## Exercise requirements
Tally the lines containing "Frequency" in this data. Respond with the tally alone.

[The input]

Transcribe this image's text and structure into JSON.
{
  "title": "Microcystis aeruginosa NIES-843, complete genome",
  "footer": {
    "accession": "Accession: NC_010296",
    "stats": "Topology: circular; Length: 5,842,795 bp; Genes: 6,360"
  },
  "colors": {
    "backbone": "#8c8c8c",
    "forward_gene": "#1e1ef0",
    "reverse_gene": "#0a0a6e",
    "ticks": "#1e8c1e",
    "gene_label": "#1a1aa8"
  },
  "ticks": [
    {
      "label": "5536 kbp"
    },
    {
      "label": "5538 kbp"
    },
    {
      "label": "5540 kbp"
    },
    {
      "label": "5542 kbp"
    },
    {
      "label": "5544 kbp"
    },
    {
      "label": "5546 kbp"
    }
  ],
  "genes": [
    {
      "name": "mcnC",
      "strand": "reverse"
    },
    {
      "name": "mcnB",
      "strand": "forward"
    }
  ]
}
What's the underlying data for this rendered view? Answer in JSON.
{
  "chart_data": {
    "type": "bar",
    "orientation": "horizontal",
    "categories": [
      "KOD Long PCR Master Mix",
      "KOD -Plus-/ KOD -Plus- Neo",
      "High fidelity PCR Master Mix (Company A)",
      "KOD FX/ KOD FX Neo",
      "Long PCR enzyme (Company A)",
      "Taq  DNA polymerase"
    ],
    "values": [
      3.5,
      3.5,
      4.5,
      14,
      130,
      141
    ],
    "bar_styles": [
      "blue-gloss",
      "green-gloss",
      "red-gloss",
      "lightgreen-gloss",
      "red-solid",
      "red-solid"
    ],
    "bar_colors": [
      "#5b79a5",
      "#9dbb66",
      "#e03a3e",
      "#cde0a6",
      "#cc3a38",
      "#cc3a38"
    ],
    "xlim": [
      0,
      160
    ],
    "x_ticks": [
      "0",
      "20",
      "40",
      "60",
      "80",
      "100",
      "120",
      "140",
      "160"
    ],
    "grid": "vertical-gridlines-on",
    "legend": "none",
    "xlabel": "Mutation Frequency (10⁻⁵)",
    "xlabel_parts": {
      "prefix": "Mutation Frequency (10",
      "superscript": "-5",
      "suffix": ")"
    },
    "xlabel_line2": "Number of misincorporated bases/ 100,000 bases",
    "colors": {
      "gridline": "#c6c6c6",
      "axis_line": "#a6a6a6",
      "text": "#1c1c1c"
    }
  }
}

[/The input]

## Solution to the exercise
2